(What this task involves): State the number of lines in these records holding "Average". Say nothing more.

------------------------------------------------

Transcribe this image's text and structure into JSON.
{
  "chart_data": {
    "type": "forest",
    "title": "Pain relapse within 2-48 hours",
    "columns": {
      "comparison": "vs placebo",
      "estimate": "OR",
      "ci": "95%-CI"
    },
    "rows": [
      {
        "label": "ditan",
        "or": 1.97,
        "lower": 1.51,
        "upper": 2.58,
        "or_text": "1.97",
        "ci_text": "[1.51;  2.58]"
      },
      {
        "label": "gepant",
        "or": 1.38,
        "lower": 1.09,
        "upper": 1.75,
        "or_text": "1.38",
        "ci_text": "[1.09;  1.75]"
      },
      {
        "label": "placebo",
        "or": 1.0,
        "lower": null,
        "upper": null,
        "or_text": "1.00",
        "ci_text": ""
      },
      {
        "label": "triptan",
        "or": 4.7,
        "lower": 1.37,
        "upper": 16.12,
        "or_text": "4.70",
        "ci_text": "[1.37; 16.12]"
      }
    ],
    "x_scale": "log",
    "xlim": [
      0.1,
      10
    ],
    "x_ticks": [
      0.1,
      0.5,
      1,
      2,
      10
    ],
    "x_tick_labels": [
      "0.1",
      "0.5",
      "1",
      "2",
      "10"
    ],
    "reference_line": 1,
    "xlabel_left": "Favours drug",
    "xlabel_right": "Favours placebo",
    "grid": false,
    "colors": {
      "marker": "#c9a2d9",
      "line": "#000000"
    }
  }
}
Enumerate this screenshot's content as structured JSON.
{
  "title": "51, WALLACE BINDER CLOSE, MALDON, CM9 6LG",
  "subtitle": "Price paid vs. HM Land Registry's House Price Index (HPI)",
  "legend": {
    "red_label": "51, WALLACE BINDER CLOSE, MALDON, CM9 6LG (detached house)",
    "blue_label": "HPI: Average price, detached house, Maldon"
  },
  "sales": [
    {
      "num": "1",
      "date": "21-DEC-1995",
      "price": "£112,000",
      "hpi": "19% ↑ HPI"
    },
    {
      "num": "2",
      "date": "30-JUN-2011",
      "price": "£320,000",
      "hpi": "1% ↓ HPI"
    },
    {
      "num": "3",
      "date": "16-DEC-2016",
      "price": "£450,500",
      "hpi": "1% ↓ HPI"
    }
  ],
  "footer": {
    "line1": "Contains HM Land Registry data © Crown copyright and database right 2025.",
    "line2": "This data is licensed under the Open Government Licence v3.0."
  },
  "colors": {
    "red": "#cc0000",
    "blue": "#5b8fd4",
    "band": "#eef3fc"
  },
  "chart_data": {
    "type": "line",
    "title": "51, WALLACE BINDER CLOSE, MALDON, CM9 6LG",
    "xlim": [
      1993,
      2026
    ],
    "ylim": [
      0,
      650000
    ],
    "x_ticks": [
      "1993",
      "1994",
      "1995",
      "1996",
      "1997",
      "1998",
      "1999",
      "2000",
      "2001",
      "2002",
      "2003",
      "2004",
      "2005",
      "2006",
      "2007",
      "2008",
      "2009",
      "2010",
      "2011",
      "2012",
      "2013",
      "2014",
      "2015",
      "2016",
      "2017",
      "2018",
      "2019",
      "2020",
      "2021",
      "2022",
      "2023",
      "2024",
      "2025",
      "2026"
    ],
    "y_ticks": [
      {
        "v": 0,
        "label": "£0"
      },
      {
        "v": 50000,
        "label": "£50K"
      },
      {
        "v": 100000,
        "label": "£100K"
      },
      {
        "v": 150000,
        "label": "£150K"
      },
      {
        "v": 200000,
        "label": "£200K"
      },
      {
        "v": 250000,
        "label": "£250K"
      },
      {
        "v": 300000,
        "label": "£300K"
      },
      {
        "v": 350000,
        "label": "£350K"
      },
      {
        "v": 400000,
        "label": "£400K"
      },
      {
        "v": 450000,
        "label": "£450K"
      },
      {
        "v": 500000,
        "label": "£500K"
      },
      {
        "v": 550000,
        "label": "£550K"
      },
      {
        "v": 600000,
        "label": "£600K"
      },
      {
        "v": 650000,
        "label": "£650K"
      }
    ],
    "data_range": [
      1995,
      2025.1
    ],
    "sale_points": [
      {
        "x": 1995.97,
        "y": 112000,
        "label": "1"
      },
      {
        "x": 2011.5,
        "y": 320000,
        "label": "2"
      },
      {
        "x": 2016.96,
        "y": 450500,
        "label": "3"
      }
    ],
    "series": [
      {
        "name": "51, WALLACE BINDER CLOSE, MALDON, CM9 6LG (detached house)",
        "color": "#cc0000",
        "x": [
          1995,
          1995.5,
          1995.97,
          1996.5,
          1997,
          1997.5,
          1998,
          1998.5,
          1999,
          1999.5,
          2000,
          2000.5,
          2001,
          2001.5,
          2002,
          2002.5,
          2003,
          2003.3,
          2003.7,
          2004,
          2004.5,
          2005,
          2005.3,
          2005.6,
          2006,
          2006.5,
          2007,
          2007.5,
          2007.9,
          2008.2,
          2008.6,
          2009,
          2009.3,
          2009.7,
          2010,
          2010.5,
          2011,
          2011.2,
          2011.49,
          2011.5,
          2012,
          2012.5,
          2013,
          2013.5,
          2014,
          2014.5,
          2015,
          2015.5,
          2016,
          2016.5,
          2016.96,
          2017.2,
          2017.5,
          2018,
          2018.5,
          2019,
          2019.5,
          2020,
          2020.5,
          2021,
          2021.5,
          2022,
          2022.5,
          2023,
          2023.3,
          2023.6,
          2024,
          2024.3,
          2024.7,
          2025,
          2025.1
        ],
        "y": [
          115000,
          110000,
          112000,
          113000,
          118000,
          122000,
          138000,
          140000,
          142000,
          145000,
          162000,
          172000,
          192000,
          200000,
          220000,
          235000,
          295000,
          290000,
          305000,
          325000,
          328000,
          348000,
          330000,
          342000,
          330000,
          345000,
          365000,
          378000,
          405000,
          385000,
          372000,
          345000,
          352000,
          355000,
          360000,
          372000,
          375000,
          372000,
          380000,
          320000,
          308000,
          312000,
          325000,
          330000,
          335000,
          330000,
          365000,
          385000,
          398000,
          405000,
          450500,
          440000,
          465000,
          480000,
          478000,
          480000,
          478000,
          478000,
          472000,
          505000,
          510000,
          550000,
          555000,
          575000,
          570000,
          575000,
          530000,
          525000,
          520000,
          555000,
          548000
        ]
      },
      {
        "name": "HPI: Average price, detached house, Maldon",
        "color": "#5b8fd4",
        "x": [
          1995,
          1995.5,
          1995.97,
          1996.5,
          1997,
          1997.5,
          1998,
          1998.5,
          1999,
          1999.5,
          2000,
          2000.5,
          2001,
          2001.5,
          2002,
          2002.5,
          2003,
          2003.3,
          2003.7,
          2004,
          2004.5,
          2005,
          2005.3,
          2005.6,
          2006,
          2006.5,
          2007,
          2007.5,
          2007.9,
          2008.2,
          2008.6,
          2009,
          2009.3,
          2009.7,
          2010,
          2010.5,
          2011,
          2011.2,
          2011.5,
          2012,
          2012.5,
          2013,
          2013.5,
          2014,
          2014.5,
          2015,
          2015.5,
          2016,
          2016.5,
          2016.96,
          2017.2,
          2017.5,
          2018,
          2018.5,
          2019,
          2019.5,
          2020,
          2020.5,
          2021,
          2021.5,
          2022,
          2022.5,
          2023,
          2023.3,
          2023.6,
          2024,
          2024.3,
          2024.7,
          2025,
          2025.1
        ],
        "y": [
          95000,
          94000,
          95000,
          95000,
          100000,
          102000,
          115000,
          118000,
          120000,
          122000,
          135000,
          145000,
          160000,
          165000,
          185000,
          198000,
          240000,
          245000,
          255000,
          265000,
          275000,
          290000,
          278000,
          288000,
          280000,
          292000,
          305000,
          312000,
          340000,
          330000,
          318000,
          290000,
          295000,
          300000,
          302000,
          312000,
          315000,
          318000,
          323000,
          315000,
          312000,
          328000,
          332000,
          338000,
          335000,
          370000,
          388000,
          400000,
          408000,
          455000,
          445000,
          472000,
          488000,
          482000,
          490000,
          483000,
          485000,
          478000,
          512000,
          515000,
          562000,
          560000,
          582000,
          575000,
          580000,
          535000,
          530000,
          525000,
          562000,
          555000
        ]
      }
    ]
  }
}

------------------------------------------------

(Expected answer): 2